### YOUR GOAL
Render the material again word for word, skipping the pictures in it.

## BEGIN

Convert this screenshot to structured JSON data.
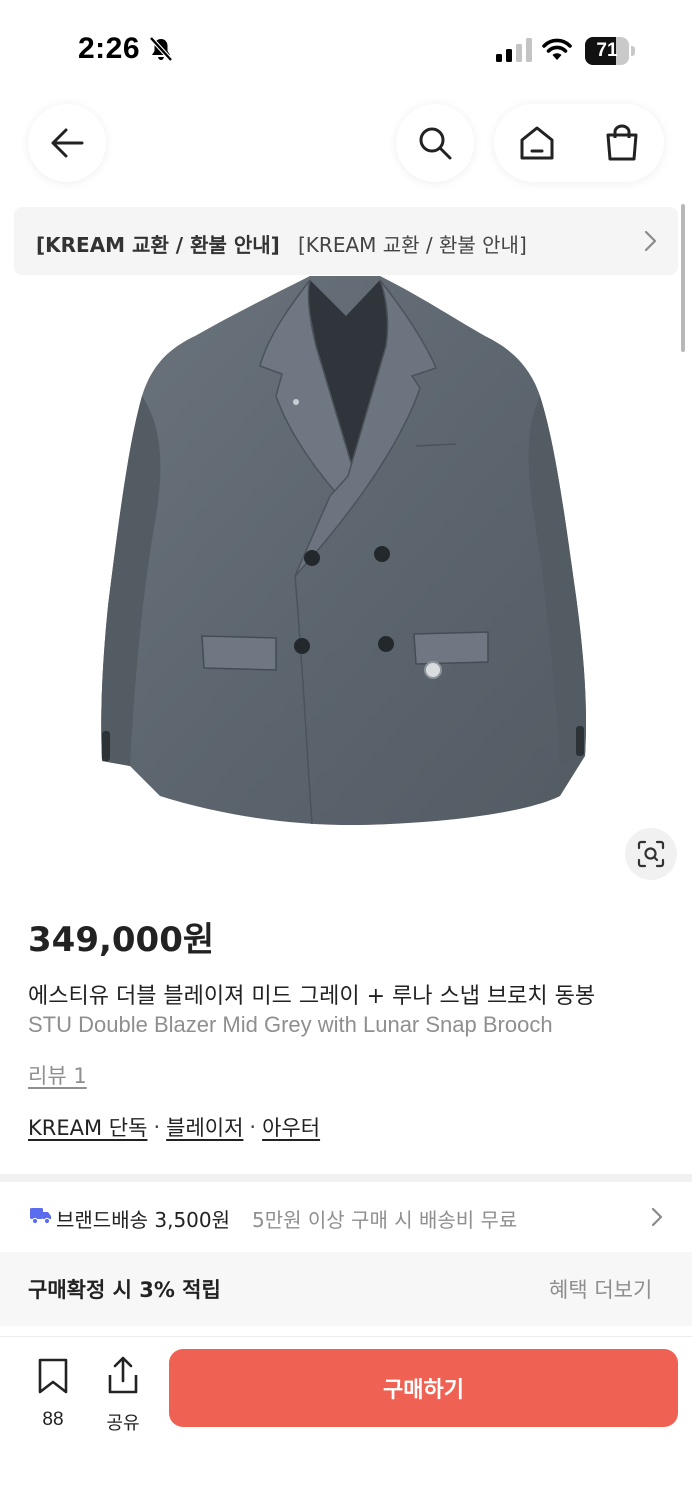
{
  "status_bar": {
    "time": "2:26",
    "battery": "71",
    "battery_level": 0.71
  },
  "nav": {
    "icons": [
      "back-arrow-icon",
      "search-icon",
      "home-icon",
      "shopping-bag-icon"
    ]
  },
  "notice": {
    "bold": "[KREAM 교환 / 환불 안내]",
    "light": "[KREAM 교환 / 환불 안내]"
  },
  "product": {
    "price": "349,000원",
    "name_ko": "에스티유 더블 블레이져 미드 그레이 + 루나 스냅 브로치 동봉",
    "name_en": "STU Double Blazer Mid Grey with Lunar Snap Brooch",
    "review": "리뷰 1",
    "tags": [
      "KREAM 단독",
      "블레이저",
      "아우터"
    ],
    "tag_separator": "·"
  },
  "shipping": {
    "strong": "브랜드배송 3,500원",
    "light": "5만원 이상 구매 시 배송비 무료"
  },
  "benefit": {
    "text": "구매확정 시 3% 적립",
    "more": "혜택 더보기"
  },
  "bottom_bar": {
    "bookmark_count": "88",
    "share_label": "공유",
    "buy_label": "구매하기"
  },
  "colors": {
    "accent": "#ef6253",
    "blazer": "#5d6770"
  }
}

## END

### RESPONSE BELOW
Convert this screenshot to structured JSON data.
{
  "status_bar": {
    "time": "2:26",
    "battery": "71",
    "battery_level": 0.71
  },
  "nav": {
    "icons": [
      "back-arrow-icon",
      "search-icon",
      "home-icon",
      "shopping-bag-icon"
    ]
  },
  "notice": {
    "bold": "[KREAM 교환 / 환불 안내]",
    "light": "[KREAM 교환 / 환불 안내]"
  },
  "product": {
    "price": "349,000원",
    "name_ko": "에스티유 더블 블레이져 미드 그레이 + 루나 스냅 브로치 동봉",
    "name_en": "STU Double Blazer Mid Grey with Lunar Snap Brooch",
    "review": "리뷰 1",
    "tags": [
      "KREAM 단독",
      "블레이저",
      "아우터"
    ],
    "tag_separator": "·"
  },
  "shipping": {
    "strong": "브랜드배송 3,500원",
    "light": "5만원 이상 구매 시 배송비 무료"
  },
  "benefit": {
    "text": "구매확정 시 3% 적립",
    "more": "혜택 더보기"
  },
  "bottom_bar": {
    "bookmark_count": "88",
    "share_label": "공유",
    "buy_label": "구매하기"
  },
  "colors": {
    "accent": "#ef6253",
    "blazer": "#5d6770"
  }
}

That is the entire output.